## Work to do
Copy out the records in full, word for word, without pictures.
═════ Data provided
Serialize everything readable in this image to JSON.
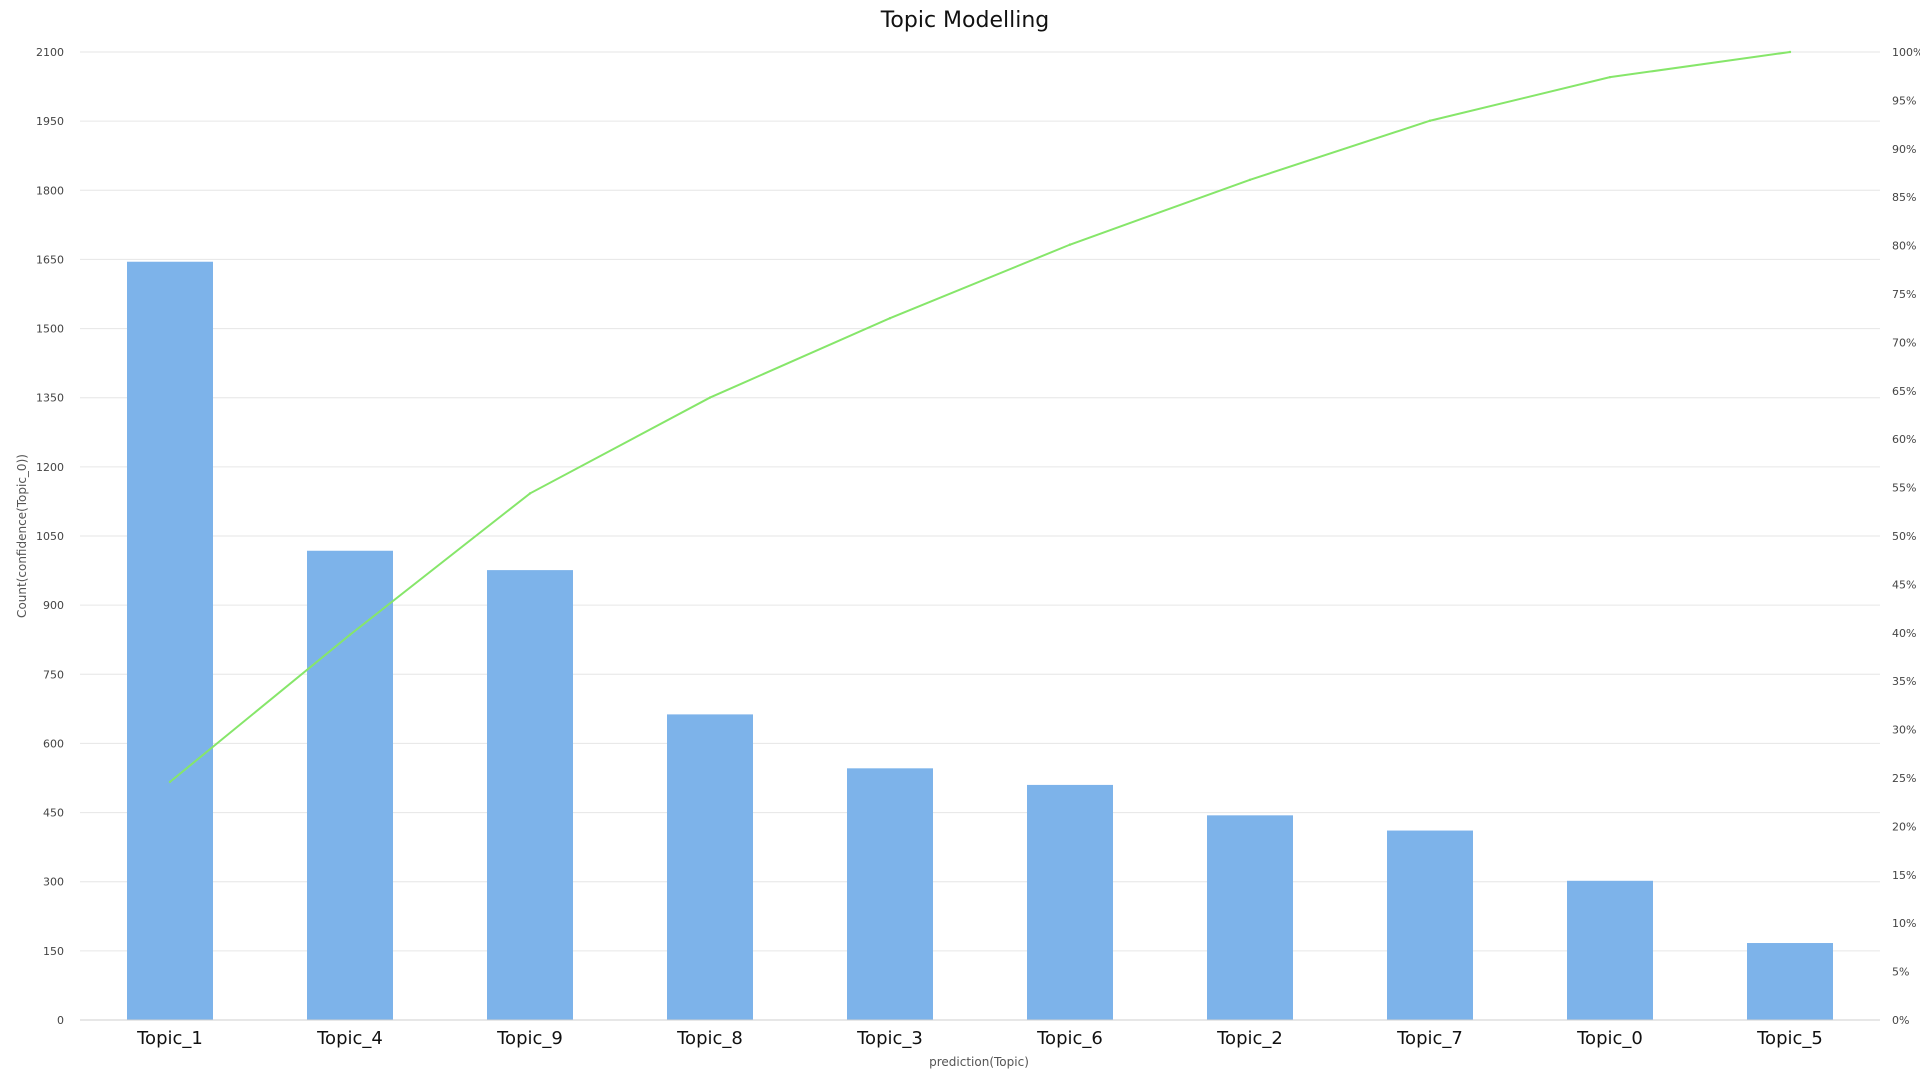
{
  "chart_data": {
    "type": "bar",
    "title": "Topic Modelling",
    "xlabel": "prediction(Topic)",
    "ylabel": "Count(confidence(Topic_0))",
    "categories": [
      "Topic_1",
      "Topic_4",
      "Topic_9",
      "Topic_8",
      "Topic_3",
      "Topic_6",
      "Topic_2",
      "Topic_7",
      "Topic_0",
      "Topic_5"
    ],
    "series": [
      {
        "type": "bar",
        "axis": "left",
        "color": "#7db3ea",
        "values": [
          1645,
          1018,
          976,
          663,
          546,
          510,
          444,
          411,
          302,
          167
        ]
      },
      {
        "type": "line",
        "axis": "right",
        "color": "#86e66a",
        "values": [
          24.6,
          39.8,
          54.4,
          64.3,
          72.5,
          80.1,
          86.8,
          92.9,
          97.4,
          100
        ]
      }
    ],
    "ylim": [
      0,
      2100
    ],
    "yticks": [
      "0",
      "150",
      "300",
      "450",
      "600",
      "750",
      "900",
      "1050",
      "1200",
      "1350",
      "1500",
      "1650",
      "1800",
      "1950",
      "2100"
    ],
    "y2lim": [
      0,
      100
    ],
    "y2ticks": [
      "0%",
      "5%",
      "10%",
      "15%",
      "20%",
      "25%",
      "30%",
      "35%",
      "40%",
      "45%",
      "50%",
      "55%",
      "60%",
      "65%",
      "70%",
      "75%",
      "80%",
      "85%",
      "90%",
      "95%",
      "100%"
    ],
    "grid": true,
    "legend": "none"
  }
}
══════════
## Task solution
Serialize everything readable in this image to JSON.
{
  "chart_data": {
    "type": "bar",
    "title": "Topic Modelling",
    "xlabel": "prediction(Topic)",
    "ylabel": "Count(confidence(Topic_0))",
    "categories": [
      "Topic_1",
      "Topic_4",
      "Topic_9",
      "Topic_8",
      "Topic_3",
      "Topic_6",
      "Topic_2",
      "Topic_7",
      "Topic_0",
      "Topic_5"
    ],
    "series": [
      {
        "type": "bar",
        "axis": "left",
        "color": "#7db3ea",
        "values": [
          1645,
          1018,
          976,
          663,
          546,
          510,
          444,
          411,
          302,
          167
        ]
      },
      {
        "type": "line",
        "axis": "right",
        "color": "#86e66a",
        "values": [
          24.6,
          39.8,
          54.4,
          64.3,
          72.5,
          80.1,
          86.8,
          92.9,
          97.4,
          100
        ]
      }
    ],
    "ylim": [
      0,
      2100
    ],
    "yticks": [
      "0",
      "150",
      "300",
      "450",
      "600",
      "750",
      "900",
      "1050",
      "1200",
      "1350",
      "1500",
      "1650",
      "1800",
      "1950",
      "2100"
    ],
    "y2lim": [
      0,
      100
    ],
    "y2ticks": [
      "0%",
      "5%",
      "10%",
      "15%",
      "20%",
      "25%",
      "30%",
      "35%",
      "40%",
      "45%",
      "50%",
      "55%",
      "60%",
      "65%",
      "70%",
      "75%",
      "80%",
      "85%",
      "90%",
      "95%",
      "100%"
    ],
    "grid": true,
    "legend": "none"
  }
}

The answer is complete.